> _TUGAS YANG DIKERJAKAN_:
Salin tanpa perubahan bagian kutipan tentang model pembelajaran CUPs di bawah, mulai dari "Menurut Ibrahim dkk" sampai dengan "didik dalam kelas.".

> _KUTIPAN_:
_ _ _ _
Model pembelajaran Conceptual
Understanding Procedures (CUPs) juga
melibatkan nilai-nilai cooperatif learning dan
peran aktif dalam proses pembelajaran. Rusman
(2014:202) berpendapat pembelajarn kooperatif
(cooperatif learning) merupakan bentuk
pembelajaran dengan cara siswa belajar dan
bekerja dalam kelompok-kelompok kecil secara
kolaboratif yang anggotannya terdiri dari empat
sampai enam orang yang struktur kelompok yang
bersifat heterogen. Hidayati dan Sinulingga
(2015:61) menyatakan model pembelajaran CUPs
menegaskan pentingnya peran aktif individu dan
tanggung jawab atas pencapaian pemahaman
bersama kelompok.
Menurut Ibrahim dkk (2017:15) pada
penerapan model pembelajaran CUPs, peserta
didik dibagi dalam kelompok-kelompok kecil.
Setiap kelompok beranggotakan tiga peserta didik
(triplet), namun pembagian kelompok dapat
menyesuaikan jumlah peserta didik dalam kelas.
Pembagian kelompok dilakukan secara heteogen,
artinya setiap kelompok harus beranggotakan
minimal satu peserta didik putra, kemampuan
kognitif peserta didik dalam satu kelompok juga
harus konvergen (tinggi-rendah-sedang). Ismawati
dalam Saregar dkk (2016:234-235) berpendapat
model CUPs dibangun atas tiga fase, yaitu: 1) fase
individu, peserta didik dilatih untuk
mengemukakan pendapat setelah memperhatikan
atau mengamati demonstrasi; 2) fase kerja
kelompok, dimana peserta didik berdiskusi
kelompok, peserta didik bertukar pikiran satu sama
lain dan dapat menemukan jawaban yang tepat;
dan 3) fase presentasi, pendidik dapat menilai
perkembangan pemahaman konsep peserta didik
berdasarkan jawaban kelompok yang
dipresentasikan.
Wardani dalam Anisa (2015:74)
berpendapat bahwa pemecahan masalah adalah
usaha mencari jalan keluar dari kesulitan untuk
mencapai suatu tujuan yang tidak begitu saja
segera dapat diatasi. Sedangkan Gunawan dkk
(2015:42) menyatakan bahwa belajar pemecahan
masalah pada hakikatnya adalah belajar berpikir
(learning to think) atau belajar bernalar (learning
to reason), yaitu berpikir atau bernalar
mengaplikasikan pengetahuan-pengetahuan yang
telah diperoleh sebelumnya untuk memecahkan
masalah-masalah baru yang belum pernah
dijumpai.
_ _ _ _
> _BAHAN TERKUMPUL_:
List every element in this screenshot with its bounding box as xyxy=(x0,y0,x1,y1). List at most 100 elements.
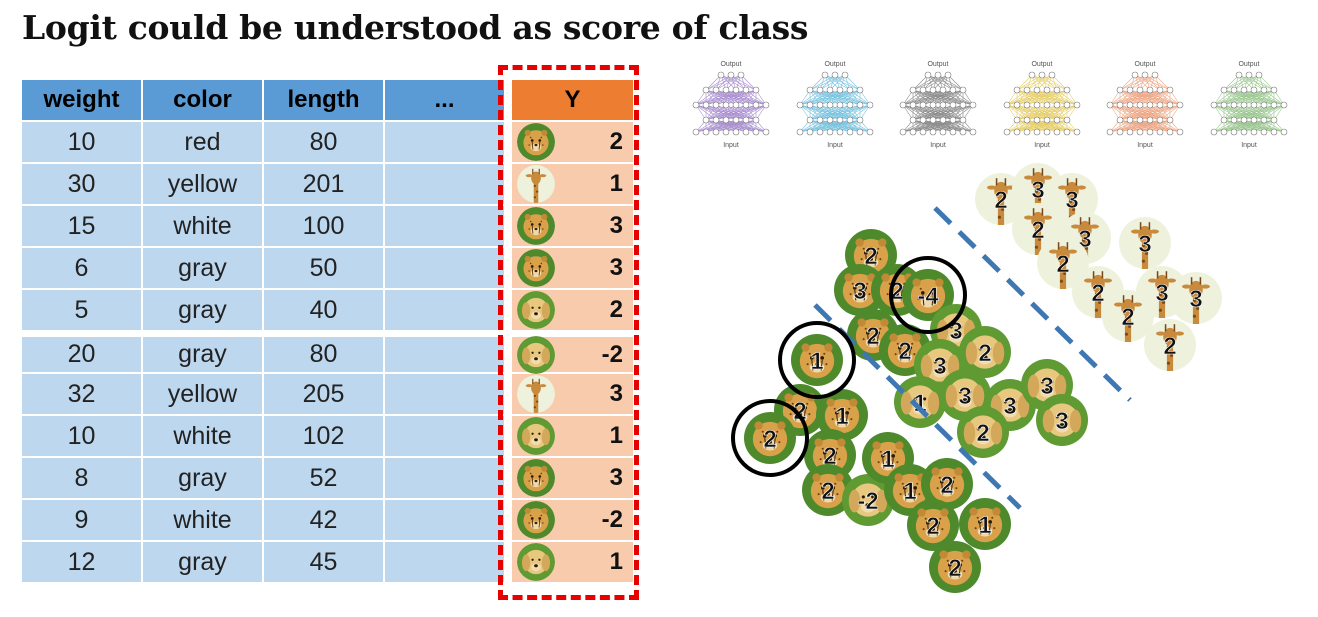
_ _ _ _
> _JAWABAN TUGAS_:
Menurut Ibrahim dkk (2017:15) pada
penerapan model pembelajaran CUPs, peserta
didik dibagi dalam kelompok-kelompok kecil.
Setiap kelompok beranggotakan tiga peserta didik
(triplet), namun pembagian kelompok dapat
menyesuaikan jumlah peserta didik dalam kelas.